▽

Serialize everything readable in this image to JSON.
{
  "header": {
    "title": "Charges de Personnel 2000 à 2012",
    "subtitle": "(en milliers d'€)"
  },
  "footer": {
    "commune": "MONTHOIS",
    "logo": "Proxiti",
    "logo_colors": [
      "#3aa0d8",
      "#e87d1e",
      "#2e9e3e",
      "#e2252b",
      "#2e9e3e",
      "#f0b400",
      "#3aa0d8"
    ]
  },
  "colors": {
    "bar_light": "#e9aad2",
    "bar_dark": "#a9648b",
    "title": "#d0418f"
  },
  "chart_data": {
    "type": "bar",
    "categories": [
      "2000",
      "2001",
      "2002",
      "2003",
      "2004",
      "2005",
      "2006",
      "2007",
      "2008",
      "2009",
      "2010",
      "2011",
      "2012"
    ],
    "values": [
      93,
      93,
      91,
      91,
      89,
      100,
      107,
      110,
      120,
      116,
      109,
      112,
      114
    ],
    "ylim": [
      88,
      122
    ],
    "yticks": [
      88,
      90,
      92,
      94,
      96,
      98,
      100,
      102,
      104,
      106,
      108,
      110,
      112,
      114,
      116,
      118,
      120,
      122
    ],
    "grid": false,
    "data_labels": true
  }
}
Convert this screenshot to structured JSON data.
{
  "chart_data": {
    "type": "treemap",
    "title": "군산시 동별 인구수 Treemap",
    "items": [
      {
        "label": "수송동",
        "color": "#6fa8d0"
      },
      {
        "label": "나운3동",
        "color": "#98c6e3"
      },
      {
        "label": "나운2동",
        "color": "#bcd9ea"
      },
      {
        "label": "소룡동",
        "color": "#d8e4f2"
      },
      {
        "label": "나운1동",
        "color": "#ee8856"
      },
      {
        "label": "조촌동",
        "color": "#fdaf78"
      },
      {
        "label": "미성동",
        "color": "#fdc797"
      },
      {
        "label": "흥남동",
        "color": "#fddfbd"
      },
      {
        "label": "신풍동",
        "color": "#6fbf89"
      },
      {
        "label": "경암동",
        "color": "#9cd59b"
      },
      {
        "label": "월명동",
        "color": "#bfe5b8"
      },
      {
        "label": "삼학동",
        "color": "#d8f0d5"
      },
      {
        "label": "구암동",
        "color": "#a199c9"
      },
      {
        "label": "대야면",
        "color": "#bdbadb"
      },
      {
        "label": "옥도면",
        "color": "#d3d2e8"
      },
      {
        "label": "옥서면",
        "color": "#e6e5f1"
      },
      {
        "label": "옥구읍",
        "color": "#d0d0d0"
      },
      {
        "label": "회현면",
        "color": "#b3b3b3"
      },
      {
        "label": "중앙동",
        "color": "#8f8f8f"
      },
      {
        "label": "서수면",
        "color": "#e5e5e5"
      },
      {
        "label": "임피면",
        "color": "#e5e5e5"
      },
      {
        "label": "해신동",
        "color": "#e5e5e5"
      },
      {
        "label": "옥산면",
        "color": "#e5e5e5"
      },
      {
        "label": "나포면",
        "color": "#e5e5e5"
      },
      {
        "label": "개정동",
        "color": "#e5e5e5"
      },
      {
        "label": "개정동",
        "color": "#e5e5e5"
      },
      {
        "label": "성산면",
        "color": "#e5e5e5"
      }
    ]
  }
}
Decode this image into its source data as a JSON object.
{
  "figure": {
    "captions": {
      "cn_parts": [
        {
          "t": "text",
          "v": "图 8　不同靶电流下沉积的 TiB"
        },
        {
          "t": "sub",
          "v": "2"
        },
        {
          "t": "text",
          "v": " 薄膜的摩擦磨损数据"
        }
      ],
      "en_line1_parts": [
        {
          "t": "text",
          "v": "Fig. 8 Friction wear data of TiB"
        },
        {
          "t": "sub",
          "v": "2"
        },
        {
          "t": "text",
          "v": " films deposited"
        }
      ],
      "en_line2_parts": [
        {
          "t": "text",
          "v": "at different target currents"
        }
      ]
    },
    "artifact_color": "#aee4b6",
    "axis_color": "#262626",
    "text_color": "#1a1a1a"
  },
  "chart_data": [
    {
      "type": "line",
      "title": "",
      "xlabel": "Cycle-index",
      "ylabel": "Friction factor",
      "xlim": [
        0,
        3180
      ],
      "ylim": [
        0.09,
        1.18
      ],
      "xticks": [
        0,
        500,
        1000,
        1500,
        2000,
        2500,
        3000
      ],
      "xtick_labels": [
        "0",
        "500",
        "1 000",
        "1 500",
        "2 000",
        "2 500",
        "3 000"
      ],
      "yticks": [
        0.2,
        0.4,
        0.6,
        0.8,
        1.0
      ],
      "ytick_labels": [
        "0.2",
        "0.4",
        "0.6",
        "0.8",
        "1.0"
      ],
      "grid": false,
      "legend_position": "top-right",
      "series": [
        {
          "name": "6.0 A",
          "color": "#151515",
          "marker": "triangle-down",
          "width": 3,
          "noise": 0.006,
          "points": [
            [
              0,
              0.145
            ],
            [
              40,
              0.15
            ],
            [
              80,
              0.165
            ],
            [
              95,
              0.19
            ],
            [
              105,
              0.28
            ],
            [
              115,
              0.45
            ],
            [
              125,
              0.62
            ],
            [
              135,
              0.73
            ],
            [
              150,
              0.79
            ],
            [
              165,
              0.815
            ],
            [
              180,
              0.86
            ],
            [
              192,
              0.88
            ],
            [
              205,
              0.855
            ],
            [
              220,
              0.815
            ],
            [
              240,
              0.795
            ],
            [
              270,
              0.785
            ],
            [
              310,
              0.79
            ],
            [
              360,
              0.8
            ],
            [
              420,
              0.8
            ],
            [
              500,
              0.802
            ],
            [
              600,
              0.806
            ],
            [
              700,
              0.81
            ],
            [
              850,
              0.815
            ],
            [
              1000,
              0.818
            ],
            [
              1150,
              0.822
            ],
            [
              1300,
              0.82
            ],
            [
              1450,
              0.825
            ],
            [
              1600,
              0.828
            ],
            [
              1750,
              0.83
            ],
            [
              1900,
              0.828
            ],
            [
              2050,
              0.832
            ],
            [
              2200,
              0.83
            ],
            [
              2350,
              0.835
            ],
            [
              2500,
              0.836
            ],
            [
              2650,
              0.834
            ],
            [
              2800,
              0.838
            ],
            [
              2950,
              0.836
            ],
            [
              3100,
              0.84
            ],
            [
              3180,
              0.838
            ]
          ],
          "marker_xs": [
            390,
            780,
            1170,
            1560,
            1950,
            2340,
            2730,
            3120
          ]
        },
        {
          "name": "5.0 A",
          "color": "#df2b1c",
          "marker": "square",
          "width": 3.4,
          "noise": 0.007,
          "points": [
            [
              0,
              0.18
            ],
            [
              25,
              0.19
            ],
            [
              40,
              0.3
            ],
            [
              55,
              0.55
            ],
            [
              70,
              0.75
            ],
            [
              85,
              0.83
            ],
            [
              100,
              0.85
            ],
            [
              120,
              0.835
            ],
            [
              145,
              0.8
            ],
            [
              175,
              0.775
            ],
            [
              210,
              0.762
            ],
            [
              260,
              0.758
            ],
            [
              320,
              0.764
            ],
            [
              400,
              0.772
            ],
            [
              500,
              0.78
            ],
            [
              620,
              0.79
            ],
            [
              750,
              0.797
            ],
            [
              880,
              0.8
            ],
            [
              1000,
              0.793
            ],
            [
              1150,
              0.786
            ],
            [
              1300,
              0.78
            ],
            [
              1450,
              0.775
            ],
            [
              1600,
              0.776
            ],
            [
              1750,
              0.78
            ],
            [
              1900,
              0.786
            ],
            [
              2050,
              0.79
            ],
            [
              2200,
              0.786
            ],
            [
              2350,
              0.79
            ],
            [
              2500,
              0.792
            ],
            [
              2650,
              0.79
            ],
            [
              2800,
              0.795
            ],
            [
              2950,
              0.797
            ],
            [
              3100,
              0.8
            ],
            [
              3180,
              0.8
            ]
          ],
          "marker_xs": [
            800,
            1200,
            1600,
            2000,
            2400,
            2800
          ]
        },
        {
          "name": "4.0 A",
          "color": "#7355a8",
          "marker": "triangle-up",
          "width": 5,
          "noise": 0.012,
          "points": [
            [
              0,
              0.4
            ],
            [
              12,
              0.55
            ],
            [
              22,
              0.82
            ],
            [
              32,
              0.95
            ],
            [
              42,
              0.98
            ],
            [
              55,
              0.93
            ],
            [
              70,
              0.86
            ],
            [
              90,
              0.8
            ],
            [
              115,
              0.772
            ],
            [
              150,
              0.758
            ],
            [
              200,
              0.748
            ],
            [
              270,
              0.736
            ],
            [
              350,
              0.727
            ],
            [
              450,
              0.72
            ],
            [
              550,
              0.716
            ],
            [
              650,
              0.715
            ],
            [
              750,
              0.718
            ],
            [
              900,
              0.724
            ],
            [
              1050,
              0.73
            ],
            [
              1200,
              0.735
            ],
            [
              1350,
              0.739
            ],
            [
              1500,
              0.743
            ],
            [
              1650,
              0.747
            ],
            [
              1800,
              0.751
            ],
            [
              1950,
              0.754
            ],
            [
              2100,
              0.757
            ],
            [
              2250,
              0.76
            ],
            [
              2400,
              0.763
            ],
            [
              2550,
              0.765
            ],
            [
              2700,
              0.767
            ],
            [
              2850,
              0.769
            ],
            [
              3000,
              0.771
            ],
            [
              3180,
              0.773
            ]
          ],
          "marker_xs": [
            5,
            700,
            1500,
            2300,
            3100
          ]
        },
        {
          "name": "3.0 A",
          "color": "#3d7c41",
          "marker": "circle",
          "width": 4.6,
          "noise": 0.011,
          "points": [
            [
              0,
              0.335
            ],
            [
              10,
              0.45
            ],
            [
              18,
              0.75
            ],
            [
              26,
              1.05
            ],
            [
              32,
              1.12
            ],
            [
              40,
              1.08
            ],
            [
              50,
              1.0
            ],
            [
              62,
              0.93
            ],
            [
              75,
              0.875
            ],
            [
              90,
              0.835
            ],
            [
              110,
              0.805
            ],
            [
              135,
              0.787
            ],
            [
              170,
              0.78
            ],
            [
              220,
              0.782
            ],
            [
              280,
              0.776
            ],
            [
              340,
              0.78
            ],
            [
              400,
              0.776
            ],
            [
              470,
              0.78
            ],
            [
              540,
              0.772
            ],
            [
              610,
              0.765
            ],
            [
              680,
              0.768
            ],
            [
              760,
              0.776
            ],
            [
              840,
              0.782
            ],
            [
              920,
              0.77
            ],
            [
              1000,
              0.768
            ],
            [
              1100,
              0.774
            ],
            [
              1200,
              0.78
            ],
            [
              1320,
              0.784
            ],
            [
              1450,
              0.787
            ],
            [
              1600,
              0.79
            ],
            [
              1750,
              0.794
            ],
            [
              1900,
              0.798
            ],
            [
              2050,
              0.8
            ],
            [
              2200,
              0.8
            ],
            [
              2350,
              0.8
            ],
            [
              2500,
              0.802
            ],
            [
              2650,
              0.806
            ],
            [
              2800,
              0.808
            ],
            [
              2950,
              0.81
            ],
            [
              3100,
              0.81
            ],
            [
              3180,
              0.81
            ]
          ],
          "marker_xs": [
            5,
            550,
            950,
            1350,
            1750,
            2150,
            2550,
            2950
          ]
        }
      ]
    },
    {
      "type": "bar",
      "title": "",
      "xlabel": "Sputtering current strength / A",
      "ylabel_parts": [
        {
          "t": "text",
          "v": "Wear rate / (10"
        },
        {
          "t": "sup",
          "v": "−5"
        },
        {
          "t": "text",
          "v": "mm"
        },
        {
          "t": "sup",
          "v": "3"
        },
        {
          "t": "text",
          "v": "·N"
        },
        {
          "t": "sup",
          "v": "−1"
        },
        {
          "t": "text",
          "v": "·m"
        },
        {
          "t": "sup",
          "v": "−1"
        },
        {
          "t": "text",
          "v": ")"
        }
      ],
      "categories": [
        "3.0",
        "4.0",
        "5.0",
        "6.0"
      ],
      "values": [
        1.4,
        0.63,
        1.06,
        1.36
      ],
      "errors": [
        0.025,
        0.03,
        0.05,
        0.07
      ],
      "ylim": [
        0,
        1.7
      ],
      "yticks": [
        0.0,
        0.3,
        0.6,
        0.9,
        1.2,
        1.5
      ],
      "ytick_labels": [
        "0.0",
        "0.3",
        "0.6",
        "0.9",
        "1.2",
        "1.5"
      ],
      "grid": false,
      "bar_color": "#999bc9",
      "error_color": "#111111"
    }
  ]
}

△

Do this: In the entries above, identify every line with the word "image". Copy those lines.

Output:
Serialize everything readable in this image to JSON.
Decode this image into its source data as a JSON object.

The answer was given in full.